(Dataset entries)
——————————

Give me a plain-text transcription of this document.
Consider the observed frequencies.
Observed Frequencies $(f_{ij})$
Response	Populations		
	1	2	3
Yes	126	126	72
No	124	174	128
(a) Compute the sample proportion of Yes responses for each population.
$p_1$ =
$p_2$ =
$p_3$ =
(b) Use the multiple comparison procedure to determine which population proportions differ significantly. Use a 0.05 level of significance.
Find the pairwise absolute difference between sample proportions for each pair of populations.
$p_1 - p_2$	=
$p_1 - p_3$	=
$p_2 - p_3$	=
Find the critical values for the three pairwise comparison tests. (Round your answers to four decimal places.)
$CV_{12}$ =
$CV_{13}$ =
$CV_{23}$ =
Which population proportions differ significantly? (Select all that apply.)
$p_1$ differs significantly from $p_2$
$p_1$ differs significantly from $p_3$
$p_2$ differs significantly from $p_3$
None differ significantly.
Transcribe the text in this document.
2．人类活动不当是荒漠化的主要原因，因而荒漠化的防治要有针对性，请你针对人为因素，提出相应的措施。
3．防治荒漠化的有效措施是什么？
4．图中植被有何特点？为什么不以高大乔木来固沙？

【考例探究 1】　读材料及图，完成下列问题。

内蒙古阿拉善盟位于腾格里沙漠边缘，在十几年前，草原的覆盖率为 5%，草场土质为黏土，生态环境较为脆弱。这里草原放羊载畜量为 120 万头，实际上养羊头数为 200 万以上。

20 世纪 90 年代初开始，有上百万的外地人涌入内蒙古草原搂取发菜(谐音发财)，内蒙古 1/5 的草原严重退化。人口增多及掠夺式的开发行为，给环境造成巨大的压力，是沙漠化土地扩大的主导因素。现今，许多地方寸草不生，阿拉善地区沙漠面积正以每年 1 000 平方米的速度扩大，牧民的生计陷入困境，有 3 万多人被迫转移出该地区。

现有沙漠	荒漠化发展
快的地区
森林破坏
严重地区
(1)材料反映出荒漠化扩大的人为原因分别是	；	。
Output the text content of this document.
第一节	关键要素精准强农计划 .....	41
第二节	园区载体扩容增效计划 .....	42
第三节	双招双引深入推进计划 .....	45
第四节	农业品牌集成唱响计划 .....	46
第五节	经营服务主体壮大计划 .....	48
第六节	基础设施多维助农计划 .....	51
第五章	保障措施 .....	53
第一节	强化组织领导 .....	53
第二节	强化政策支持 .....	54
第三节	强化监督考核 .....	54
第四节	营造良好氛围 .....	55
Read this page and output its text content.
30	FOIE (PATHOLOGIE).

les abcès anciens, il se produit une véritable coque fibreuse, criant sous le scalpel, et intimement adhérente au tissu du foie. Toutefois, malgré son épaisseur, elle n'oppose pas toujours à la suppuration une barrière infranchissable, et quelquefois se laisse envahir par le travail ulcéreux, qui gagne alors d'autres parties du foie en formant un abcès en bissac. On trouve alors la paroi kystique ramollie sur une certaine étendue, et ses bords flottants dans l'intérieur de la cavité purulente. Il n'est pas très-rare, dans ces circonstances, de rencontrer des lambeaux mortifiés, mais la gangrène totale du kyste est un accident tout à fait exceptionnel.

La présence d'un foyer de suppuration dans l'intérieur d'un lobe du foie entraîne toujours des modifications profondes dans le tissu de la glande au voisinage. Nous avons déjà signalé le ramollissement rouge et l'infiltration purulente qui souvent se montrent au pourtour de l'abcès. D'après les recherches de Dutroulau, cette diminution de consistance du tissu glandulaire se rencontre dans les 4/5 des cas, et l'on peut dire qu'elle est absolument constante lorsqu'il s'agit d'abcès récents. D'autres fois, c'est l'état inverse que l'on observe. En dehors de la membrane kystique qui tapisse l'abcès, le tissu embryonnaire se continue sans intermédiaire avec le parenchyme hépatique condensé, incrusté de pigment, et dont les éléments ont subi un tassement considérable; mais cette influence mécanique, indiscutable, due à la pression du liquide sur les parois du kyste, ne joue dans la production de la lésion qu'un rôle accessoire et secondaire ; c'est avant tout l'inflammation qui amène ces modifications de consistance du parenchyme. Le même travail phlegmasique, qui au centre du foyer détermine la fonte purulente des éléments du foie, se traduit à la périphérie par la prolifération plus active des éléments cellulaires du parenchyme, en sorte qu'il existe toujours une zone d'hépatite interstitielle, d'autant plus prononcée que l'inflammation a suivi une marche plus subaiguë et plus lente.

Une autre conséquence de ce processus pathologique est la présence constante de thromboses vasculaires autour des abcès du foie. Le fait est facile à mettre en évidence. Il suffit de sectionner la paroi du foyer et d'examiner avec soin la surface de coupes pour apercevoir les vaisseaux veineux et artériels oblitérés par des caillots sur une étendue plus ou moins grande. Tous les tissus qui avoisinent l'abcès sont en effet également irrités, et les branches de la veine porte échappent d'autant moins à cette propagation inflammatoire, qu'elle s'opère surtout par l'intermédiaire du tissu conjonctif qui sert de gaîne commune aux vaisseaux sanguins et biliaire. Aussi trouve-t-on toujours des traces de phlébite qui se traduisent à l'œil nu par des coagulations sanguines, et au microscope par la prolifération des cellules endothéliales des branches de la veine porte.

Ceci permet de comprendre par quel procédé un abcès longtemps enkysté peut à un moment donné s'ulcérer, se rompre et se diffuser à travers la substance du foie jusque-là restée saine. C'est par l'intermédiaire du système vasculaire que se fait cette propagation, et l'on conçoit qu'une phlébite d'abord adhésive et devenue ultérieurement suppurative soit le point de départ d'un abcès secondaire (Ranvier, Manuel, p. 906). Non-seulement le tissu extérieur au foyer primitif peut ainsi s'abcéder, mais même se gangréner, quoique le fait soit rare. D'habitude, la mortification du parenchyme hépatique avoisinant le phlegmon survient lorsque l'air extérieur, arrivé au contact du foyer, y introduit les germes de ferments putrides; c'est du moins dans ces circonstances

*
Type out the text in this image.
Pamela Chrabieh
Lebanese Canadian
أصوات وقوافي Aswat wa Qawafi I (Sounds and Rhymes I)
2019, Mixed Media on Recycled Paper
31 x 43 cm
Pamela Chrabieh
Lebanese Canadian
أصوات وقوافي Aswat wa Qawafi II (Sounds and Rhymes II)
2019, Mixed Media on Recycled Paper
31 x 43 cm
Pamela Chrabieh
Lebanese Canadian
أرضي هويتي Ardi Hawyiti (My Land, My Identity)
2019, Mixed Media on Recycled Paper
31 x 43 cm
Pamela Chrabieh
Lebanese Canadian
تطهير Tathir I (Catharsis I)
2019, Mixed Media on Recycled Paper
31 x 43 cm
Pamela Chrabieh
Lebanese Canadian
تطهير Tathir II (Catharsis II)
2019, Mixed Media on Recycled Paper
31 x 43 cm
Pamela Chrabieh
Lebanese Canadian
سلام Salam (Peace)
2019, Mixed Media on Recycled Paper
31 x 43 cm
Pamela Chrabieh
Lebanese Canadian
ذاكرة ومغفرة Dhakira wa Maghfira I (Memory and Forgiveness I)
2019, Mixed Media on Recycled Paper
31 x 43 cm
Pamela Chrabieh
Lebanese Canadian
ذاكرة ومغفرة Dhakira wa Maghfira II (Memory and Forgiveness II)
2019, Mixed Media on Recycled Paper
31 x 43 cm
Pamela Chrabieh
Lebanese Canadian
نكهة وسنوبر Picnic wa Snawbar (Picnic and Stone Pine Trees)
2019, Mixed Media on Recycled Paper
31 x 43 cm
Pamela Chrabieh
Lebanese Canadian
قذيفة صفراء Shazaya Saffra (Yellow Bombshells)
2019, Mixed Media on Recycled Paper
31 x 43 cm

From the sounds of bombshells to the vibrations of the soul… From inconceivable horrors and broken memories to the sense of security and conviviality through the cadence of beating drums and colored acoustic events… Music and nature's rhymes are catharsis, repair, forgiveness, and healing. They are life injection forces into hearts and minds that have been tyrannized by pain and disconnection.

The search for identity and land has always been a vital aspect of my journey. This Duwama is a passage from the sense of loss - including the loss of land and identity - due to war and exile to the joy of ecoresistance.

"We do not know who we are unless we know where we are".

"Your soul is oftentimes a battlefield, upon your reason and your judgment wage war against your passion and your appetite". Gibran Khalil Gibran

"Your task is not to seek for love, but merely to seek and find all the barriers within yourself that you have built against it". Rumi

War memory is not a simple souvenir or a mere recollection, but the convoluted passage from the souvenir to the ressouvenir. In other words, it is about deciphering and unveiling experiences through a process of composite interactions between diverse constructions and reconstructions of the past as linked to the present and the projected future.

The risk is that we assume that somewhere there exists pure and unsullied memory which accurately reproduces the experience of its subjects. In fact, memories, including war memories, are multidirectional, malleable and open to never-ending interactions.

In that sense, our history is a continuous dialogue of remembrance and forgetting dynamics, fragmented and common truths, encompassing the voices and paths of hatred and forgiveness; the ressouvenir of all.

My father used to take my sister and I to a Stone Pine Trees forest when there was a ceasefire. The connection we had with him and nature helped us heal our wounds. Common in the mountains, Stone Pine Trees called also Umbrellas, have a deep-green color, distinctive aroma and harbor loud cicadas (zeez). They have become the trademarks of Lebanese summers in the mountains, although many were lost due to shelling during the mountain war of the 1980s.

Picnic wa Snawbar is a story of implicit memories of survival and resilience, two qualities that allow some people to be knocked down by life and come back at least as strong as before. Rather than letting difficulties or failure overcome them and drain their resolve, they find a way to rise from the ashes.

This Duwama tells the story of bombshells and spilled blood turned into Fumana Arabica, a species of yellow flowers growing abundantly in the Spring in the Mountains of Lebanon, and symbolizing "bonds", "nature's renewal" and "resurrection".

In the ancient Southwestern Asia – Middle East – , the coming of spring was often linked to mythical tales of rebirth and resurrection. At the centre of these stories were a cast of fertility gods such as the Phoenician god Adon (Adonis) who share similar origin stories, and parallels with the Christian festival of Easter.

——————————

Copy every line of the records above that contains "text".

### Response to this task
Give me a plain-text transcription of this document.
Transcribe the text in this document.
Output the text content of this document.
Read this page and output its text content.
Type out the text in this image.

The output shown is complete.